┌─ Data provided

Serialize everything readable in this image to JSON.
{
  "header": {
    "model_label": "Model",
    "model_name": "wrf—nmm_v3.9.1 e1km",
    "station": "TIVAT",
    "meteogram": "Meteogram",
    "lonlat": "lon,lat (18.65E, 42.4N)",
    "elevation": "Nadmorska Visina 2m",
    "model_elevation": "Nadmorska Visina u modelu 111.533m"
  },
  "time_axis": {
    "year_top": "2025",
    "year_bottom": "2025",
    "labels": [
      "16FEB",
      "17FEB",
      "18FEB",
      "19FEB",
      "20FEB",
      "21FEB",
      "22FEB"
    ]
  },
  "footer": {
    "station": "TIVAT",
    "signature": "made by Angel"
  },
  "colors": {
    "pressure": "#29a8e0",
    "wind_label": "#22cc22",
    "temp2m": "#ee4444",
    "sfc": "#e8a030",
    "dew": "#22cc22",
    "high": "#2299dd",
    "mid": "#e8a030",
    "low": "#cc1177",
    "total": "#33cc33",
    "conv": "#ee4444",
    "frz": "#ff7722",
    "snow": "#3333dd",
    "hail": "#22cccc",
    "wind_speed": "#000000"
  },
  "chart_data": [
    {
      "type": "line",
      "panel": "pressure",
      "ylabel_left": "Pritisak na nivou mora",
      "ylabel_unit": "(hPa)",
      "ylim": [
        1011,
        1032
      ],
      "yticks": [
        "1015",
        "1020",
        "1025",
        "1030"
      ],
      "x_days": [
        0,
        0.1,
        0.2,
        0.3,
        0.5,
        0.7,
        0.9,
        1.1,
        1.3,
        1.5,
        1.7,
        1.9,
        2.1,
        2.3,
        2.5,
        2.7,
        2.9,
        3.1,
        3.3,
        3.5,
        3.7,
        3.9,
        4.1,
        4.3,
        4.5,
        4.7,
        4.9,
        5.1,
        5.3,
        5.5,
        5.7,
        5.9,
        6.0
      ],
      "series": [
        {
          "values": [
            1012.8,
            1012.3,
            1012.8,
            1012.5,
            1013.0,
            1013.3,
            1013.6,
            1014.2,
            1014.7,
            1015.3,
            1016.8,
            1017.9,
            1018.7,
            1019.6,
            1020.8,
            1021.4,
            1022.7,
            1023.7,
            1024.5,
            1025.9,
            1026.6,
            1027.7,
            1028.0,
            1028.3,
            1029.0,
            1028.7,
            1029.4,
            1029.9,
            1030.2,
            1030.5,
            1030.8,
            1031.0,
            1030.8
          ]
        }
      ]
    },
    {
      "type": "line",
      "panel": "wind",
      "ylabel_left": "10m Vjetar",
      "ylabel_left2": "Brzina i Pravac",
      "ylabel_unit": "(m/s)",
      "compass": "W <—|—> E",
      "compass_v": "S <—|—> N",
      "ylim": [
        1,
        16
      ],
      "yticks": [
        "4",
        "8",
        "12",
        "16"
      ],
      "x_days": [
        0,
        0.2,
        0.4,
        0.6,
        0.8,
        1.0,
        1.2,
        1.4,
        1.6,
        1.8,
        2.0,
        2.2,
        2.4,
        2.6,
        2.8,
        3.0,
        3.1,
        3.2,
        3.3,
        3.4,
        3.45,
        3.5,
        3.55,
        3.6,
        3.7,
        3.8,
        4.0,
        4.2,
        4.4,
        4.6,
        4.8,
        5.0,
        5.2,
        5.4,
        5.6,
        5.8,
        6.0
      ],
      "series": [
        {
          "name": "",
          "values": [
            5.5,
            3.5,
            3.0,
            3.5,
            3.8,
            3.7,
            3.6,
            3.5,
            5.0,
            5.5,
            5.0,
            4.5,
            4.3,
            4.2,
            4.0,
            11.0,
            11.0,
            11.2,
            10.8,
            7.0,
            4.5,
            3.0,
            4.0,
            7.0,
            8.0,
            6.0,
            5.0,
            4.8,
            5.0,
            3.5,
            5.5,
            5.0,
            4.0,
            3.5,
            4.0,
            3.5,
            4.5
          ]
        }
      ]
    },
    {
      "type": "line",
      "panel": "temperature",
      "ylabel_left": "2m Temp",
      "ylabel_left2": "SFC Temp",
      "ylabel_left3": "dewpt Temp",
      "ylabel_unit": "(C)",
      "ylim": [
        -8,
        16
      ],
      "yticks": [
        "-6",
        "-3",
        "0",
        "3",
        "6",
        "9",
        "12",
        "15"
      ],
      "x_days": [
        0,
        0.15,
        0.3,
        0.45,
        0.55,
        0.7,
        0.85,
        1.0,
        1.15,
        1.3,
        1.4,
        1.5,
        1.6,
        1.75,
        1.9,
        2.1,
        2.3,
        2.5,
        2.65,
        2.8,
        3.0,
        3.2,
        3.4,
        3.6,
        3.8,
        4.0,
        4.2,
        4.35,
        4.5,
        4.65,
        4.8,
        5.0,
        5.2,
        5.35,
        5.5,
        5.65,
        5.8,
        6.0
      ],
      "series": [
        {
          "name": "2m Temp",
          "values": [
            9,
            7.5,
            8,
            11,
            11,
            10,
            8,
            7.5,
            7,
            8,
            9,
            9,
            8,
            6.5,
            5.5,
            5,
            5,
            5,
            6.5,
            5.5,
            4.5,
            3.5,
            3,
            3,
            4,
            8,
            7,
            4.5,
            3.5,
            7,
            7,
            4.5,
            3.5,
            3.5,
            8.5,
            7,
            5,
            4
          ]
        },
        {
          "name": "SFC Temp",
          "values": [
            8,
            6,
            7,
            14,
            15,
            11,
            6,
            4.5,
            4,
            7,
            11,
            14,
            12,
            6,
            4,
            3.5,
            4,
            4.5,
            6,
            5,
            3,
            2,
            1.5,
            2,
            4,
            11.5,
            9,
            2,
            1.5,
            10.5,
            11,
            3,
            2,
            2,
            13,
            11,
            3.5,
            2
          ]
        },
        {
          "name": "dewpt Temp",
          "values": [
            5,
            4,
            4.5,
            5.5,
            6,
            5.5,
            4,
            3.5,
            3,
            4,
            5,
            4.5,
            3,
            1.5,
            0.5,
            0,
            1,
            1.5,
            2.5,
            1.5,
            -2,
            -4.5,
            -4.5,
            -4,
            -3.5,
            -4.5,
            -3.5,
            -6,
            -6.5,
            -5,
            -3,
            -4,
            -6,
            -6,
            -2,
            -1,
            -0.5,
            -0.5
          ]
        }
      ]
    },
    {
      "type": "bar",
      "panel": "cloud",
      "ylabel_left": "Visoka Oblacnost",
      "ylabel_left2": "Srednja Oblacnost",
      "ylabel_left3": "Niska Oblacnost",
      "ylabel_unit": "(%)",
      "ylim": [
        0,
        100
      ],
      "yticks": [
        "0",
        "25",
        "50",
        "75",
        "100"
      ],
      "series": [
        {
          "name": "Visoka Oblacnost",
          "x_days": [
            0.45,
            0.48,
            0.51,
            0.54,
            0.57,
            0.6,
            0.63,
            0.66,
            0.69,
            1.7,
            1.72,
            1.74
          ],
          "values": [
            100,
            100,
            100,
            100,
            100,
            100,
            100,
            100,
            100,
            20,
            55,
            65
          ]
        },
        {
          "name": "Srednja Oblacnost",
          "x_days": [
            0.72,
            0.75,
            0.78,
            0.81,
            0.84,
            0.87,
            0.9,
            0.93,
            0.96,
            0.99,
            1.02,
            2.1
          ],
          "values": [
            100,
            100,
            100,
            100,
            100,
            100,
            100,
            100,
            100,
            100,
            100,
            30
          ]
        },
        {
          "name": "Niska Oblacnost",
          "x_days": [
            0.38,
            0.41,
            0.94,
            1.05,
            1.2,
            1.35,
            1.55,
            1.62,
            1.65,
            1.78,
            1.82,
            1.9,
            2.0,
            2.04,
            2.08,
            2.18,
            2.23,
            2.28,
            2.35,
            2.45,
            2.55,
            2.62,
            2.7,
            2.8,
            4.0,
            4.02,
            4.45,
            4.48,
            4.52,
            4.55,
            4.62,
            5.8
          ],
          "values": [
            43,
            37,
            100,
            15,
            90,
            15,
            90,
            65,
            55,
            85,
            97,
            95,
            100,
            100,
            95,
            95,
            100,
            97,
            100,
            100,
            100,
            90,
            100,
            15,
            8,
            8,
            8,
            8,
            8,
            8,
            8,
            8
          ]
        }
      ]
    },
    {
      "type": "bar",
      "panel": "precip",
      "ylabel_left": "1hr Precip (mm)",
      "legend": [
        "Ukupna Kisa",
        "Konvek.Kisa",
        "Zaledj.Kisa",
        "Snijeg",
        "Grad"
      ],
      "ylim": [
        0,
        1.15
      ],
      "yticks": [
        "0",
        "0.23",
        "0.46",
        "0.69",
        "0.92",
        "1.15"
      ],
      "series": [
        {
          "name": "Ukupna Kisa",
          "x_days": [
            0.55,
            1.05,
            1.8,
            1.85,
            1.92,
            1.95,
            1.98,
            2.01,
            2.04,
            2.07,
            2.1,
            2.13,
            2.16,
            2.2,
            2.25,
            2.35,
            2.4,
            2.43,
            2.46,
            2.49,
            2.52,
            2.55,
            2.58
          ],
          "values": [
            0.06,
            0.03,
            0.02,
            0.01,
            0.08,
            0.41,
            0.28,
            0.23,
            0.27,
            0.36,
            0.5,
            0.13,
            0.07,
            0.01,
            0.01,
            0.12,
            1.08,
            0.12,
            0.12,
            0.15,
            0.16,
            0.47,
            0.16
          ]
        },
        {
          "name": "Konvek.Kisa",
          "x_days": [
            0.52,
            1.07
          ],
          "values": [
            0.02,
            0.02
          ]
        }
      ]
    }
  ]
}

└─

▶ The problem:
Copy each line of the records above that carries the word "Niska".

▶ Task solution:
      "ylabel_left3": "Niska Oblacnost",
          "name": "Niska Oblacnost",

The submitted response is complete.